From the Drill JSON troubleshooting post, extract the passage starting with "Posted by John" and going on through "the whole file.". Copy it word for word.

• SELECTED PASSAGE:
╭──

Re: Troubleshooting JSON File read

Posted by John Omernik <jo...@omernik.com>.

I think I found my issue: (see below). I'd recommend that the Drill
includes a warning when querying such data, in that open failure, like I
had. Now trying to figure out another issue (query takes forever on 25
smaller (50-100 mb gzipped files)... I'll keep posting here...

Lengthy JSON objects

Currently, Drill cannot manage lengthy JSON objects, such as a gigabit JSON
file. Finding the beginning and end of records can be time consuming and
require scanning the whole file.

Workaround: Use a tool to split the JSON file into smaller chunks of
64-128MB or 64-256MB initially until you know the total data size and node
configuration. Keep the JSON objects intact in each file. A distributed
file system, such as HDFS, is recommended over trying to manage file
partitions.

On Mon, Sep 21, 2015 at 1:15 PM, John Omernik <jo...@omernik.com> wrote:

> I am reading a MongoDB dump file in Drill.   On the surface it seems to be
> working well, however, I have some need to trouble shoot, and I was curious
> the best way to approach. Here are some "things"
>
>
> 1. It's a large file 1.2 GB compressed. It's named mondodump.json.gz and
> drill seems to be (on the surface) handling that correctly
> 2. It's Drill 1.1. (MapR Package)
> 3.  select * from `/pathoto/*` limit 10 seems to work, in this case the
> _id field is ip addresses (long story)
> 4. In the select * limit 10, if I do select * from `/pathto/*` where `_id`
> = '123.123.123.123' (which was returned in the select * limit 10 query from
> #3, it finds the record, all is well.
> 5. If I take select * from `/pathto/*` where `_id` = '127.0.0.1' which I
> know to be in the data (validated with zgrep) it does NOT find the data.
> Based on the results from zGrep, it should find it, I am not sure if there
> something weird in reading the data, but its not throwing errors.
> 6. select count(*) from `/pathro/*` returns the same number as zcat
> source.json.gz|wc -l This is interesting because it apparently means things
> are lined up, but why isn't that IP showing?
>
> So my question is this: Is there anything in Drill that would cause it to
> miss that? Weird chars? etc I know it's hard, but with a 1.2 GB compressed
> file, how would one trouble shoot this?
>

╰──

• GIVEN RECORDS:
╭──

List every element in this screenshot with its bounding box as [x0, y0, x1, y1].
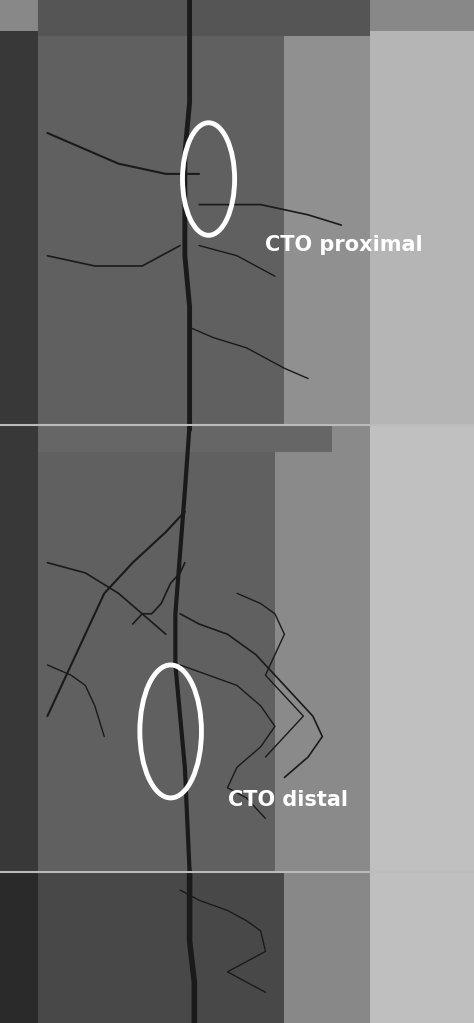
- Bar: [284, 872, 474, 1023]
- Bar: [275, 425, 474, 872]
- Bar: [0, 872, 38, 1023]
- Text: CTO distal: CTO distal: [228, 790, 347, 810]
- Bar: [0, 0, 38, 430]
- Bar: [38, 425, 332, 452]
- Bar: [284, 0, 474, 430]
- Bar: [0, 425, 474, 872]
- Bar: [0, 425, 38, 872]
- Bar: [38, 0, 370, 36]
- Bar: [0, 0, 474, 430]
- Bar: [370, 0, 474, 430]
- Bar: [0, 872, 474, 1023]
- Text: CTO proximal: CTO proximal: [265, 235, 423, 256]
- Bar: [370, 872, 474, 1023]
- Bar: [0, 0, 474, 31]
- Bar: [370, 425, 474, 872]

╰──
╭──

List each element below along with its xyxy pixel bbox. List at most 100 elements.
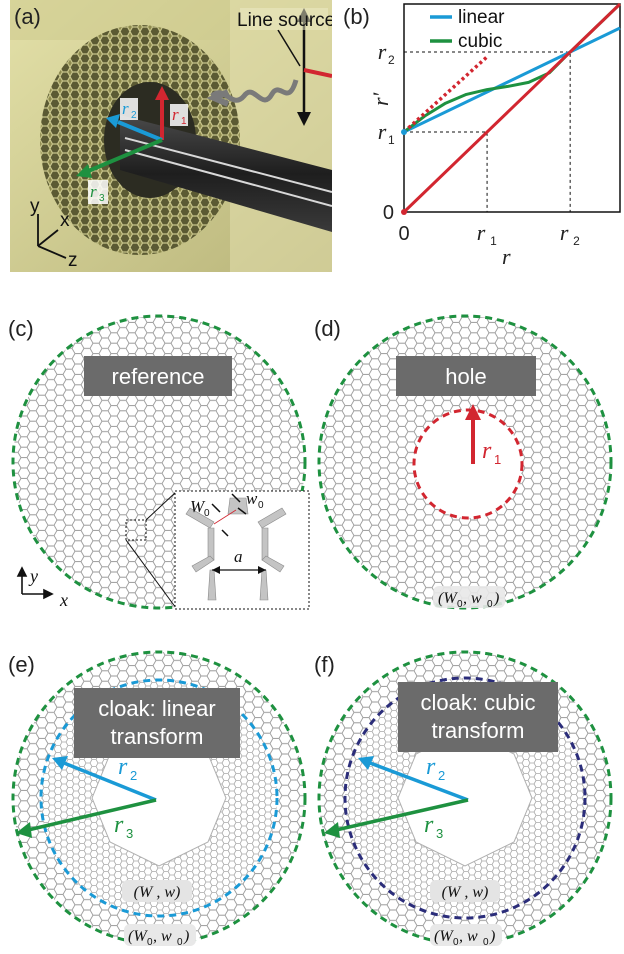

╰──

• ANSWER:
Posted by John Omernik <jo...@omernik.com>.

I think I found my issue: (see below). I'd recommend that the Drill
includes a warning when querying such data, in that open failure, like I
had. Now trying to figure out another issue (query takes forever on 25
smaller (50-100 mb gzipped files)... I'll keep posting here...

Lengthy JSON objects

Currently, Drill cannot manage lengthy JSON objects, such as a gigabit JSON
file. Finding the beginning and end of records can be time consuming and
require scanning the whole file.